Would you write out the entries below, every one of them, exactly?

— Begin Records for this exercise —

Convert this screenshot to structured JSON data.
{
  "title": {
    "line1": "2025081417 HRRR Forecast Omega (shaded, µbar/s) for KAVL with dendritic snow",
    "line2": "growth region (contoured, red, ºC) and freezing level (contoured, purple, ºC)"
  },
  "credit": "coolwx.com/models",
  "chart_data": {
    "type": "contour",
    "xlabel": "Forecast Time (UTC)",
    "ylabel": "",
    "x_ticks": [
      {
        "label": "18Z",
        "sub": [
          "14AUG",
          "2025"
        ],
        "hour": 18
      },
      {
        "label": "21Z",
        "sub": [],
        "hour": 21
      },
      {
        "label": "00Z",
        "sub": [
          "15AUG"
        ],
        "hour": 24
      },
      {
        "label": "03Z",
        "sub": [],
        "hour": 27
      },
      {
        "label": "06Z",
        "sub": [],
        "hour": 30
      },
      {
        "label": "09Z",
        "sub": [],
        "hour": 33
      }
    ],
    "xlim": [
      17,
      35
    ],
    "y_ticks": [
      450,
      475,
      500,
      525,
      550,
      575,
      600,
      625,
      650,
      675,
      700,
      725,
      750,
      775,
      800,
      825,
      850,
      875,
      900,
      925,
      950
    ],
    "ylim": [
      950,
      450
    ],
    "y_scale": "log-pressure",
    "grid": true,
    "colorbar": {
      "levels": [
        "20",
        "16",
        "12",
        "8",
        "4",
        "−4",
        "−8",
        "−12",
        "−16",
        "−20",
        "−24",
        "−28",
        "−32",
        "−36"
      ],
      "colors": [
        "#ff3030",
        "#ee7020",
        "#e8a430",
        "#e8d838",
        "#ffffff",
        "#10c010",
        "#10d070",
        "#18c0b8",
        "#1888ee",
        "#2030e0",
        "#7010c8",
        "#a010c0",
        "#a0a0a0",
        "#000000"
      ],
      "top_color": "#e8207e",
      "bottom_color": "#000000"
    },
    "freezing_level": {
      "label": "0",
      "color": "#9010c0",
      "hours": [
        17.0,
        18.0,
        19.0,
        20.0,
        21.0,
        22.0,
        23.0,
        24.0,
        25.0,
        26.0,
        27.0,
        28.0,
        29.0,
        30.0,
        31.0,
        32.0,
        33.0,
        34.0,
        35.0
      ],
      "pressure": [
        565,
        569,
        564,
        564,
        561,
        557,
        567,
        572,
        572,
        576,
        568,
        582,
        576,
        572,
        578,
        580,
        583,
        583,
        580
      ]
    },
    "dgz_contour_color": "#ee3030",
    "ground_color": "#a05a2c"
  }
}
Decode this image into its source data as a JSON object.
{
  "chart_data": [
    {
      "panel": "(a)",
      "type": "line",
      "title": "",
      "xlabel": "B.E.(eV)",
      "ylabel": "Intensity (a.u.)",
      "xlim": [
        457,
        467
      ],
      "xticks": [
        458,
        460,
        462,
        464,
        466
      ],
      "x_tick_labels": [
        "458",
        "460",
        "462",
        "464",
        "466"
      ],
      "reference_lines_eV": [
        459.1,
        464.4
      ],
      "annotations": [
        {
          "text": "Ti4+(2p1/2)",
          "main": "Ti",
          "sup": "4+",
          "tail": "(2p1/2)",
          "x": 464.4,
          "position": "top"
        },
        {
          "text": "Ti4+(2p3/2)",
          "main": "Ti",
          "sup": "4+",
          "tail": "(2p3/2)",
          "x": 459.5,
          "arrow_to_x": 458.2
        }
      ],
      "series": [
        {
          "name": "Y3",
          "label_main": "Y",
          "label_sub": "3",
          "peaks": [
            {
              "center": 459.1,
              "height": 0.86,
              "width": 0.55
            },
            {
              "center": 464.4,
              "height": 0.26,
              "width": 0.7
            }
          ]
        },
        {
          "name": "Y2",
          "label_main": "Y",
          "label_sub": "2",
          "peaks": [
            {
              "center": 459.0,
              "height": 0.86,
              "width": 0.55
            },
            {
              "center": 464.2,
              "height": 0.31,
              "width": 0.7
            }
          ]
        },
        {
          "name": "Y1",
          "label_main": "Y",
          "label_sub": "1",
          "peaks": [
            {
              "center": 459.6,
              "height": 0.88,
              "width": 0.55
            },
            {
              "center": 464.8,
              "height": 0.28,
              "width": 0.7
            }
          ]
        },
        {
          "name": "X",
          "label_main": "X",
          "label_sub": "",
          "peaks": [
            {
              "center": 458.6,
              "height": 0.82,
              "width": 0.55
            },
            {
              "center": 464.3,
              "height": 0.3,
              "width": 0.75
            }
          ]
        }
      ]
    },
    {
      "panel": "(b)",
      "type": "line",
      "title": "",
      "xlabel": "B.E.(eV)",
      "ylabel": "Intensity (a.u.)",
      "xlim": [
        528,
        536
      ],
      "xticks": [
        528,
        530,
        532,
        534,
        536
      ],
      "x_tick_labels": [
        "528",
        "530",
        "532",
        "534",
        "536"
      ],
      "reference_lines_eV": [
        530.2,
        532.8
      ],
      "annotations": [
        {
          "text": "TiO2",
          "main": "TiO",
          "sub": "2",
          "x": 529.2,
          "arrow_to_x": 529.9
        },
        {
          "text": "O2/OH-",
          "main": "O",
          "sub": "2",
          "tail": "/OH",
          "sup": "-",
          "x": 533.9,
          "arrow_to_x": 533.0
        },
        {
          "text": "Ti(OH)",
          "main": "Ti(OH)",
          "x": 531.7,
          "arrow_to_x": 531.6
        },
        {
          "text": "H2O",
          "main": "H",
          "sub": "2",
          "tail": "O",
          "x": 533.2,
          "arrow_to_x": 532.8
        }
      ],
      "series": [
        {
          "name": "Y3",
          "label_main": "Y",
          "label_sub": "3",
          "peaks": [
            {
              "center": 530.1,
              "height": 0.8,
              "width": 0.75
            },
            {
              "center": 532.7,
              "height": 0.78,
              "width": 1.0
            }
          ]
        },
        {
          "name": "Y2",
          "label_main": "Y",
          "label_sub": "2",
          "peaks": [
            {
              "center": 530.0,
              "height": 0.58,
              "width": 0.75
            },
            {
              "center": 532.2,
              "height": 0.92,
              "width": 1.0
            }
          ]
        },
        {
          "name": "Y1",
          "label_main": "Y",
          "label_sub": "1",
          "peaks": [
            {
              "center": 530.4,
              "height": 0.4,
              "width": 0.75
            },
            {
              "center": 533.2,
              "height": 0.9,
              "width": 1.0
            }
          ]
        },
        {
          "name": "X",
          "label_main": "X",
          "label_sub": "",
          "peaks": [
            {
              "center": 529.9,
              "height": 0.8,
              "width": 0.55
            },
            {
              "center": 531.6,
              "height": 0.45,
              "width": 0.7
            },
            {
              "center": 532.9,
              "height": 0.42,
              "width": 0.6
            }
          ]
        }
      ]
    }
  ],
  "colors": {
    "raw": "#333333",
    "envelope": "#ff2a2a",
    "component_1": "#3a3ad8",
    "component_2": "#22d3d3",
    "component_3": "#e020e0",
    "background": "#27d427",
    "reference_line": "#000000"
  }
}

— End Records for this exercise —

Answer to the problem:
Convert this screenshot to structured JSON data.
{
  "title": {
    "line1": "2025081417 HRRR Forecast Omega (shaded, µbar/s) for KAVL with dendritic snow",
    "line2": "growth region (contoured, red, ºC) and freezing level (contoured, purple, ºC)"
  },
  "credit": "coolwx.com/models",
  "chart_data": {
    "type": "contour",
    "xlabel": "Forecast Time (UTC)",
    "ylabel": "",
    "x_ticks": [
      {
        "label": "18Z",
        "sub": [
          "14AUG",
          "2025"
        ],
        "hour": 18
      },
      {
        "label": "21Z",
        "sub": [],
        "hour": 21
      },
      {
        "label": "00Z",
        "sub": [
          "15AUG"
        ],
        "hour": 24
      },
      {
        "label": "03Z",
        "sub": [],
        "hour": 27
      },
      {
        "label": "06Z",
        "sub": [],
        "hour": 30
      },
      {
        "label": "09Z",
        "sub": [],
        "hour": 33
      }
    ],
    "xlim": [
      17,
      35
    ],
    "y_ticks": [
      450,
      475,
      500,
      525,
      550,
      575,
      600,
      625,
      650,
      675,
      700,
      725,
      750,
      775,
      800,
      825,
      850,
      875,
      900,
      925,
      950
    ],
    "ylim": [
      950,
      450
    ],
    "y_scale": "log-pressure",
    "grid": true,
    "colorbar": {
      "levels": [
        "20",
        "16",
        "12",
        "8",
        "4",
        "−4",
        "−8",
        "−12",
        "−16",
        "−20",
        "−24",
        "−28",
        "−32",
        "−36"
      ],
      "colors": [
        "#ff3030",
        "#ee7020",
        "#e8a430",
        "#e8d838",
        "#ffffff",
        "#10c010",
        "#10d070",
        "#18c0b8",
        "#1888ee",
        "#2030e0",
        "#7010c8",
        "#a010c0",
        "#a0a0a0",
        "#000000"
      ],
      "top_color": "#e8207e",
      "bottom_color": "#000000"
    },
    "freezing_level": {
      "label": "0",
      "color": "#9010c0",
      "hours": [
        17.0,
        18.0,
        19.0,
        20.0,
        21.0,
        22.0,
        23.0,
        24.0,
        25.0,
        26.0,
        27.0,
        28.0,
        29.0,
        30.0,
        31.0,
        32.0,
        33.0,
        34.0,
        35.0
      ],
      "pressure": [
        565,
        569,
        564,
        564,
        561,
        557,
        567,
        572,
        572,
        576,
        568,
        582,
        576,
        572,
        578,
        580,
        583,
        583,
        580
      ]
    },
    "dgz_contour_color": "#ee3030",
    "ground_color": "#a05a2c"
  }
}
Decode this image into its source data as a JSON object.
{
  "chart_data": [
    {
      "panel": "(a)",
      "type": "line",
      "title": "",
      "xlabel": "B.E.(eV)",
      "ylabel": "Intensity (a.u.)",
      "xlim": [
        457,
        467
      ],
      "xticks": [
        458,
        460,
        462,
        464,
        466
      ],
      "x_tick_labels": [
        "458",
        "460",
        "462",
        "464",
        "466"
      ],
      "reference_lines_eV": [
        459.1,
        464.4
      ],
      "annotations": [
        {
          "text": "Ti4+(2p1/2)",
          "main": "Ti",
          "sup": "4+",
          "tail": "(2p1/2)",
          "x": 464.4,
          "position": "top"
        },
        {
          "text": "Ti4+(2p3/2)",
          "main": "Ti",
          "sup": "4+",
          "tail": "(2p3/2)",
          "x": 459.5,
          "arrow_to_x": 458.2
        }
      ],
      "series": [
        {
          "name": "Y3",
          "label_main": "Y",
          "label_sub": "3",
          "peaks": [
            {
              "center": 459.1,
              "height": 0.86,
              "width": 0.55
            },
            {
              "center": 464.4,
              "height": 0.26,
              "width": 0.7
            }
          ]
        },
        {
          "name": "Y2",
          "label_main": "Y",
          "label_sub": "2",
          "peaks": [
            {
              "center": 459.0,
              "height": 0.86,
              "width": 0.55
            },
            {
              "center": 464.2,
              "height": 0.31,
              "width": 0.7
            }
          ]
        },
        {
          "name": "Y1",
          "label_main": "Y",
          "label_sub": "1",
          "peaks": [
            {
              "center": 459.6,
              "height": 0.88,
              "width": 0.55
            },
            {
              "center": 464.8,
              "height": 0.28,
              "width": 0.7
            }
          ]
        },
        {
          "name": "X",
          "label_main": "X",
          "label_sub": "",
          "peaks": [
            {
              "center": 458.6,
              "height": 0.82,
              "width": 0.55
            },
            {
              "center": 464.3,
              "height": 0.3,
              "width": 0.75
            }
          ]
        }
      ]
    },
    {
      "panel": "(b)",
      "type": "line",
      "title": "",
      "xlabel": "B.E.(eV)",
      "ylabel": "Intensity (a.u.)",
      "xlim": [
        528,
        536
      ],
      "xticks": [
        528,
        530,
        532,
        534,
        536
      ],
      "x_tick_labels": [
        "528",
        "530",
        "532",
        "534",
        "536"
      ],
      "reference_lines_eV": [
        530.2,
        532.8
      ],
      "annotations": [
        {
          "text": "TiO2",
          "main": "TiO",
          "sub": "2",
          "x": 529.2,
          "arrow_to_x": 529.9
        },
        {
          "text": "O2/OH-",
          "main": "O",
          "sub": "2",
          "tail": "/OH",
          "sup": "-",
          "x": 533.9,
          "arrow_to_x": 533.0
        },
        {
          "text": "Ti(OH)",
          "main": "Ti(OH)",
          "x": 531.7,
          "arrow_to_x": 531.6
        },
        {
          "text": "H2O",
          "main": "H",
          "sub": "2",
          "tail": "O",
          "x": 533.2,
          "arrow_to_x": 532.8
        }
      ],
      "series": [
        {
          "name": "Y3",
          "label_main": "Y",
          "label_sub": "3",
          "peaks": [
            {
              "center": 530.1,
              "height": 0.8,
              "width": 0.75
            },
            {
              "center": 532.7,
              "height": 0.78,
              "width": 1.0
            }
          ]
        },
        {
          "name": "Y2",
          "label_main": "Y",
          "label_sub": "2",
          "peaks": [
            {
              "center": 530.0,
              "height": 0.58,
              "width": 0.75
            },
            {
              "center": 532.2,
              "height": 0.92,
              "width": 1.0
            }
          ]
        },
        {
          "name": "Y1",
          "label_main": "Y",
          "label_sub": "1",
          "peaks": [
            {
              "center": 530.4,
              "height": 0.4,
              "width": 0.75
            },
            {
              "center": 533.2,
              "height": 0.9,
              "width": 1.0
            }
          ]
        },
        {
          "name": "X",
          "label_main": "X",
          "label_sub": "",
          "peaks": [
            {
              "center": 529.9,
              "height": 0.8,
              "width": 0.55
            },
            {
              "center": 531.6,
              "height": 0.45,
              "width": 0.7
            },
            {
              "center": 532.9,
              "height": 0.42,
              "width": 0.6
            }
          ]
        }
      ]
    }
  ],
  "colors": {
    "raw": "#333333",
    "envelope": "#ff2a2a",
    "component_1": "#3a3ad8",
    "component_2": "#22d3d3",
    "component_3": "#e020e0",
    "background": "#27d427",
    "reference_line": "#000000"
  }
}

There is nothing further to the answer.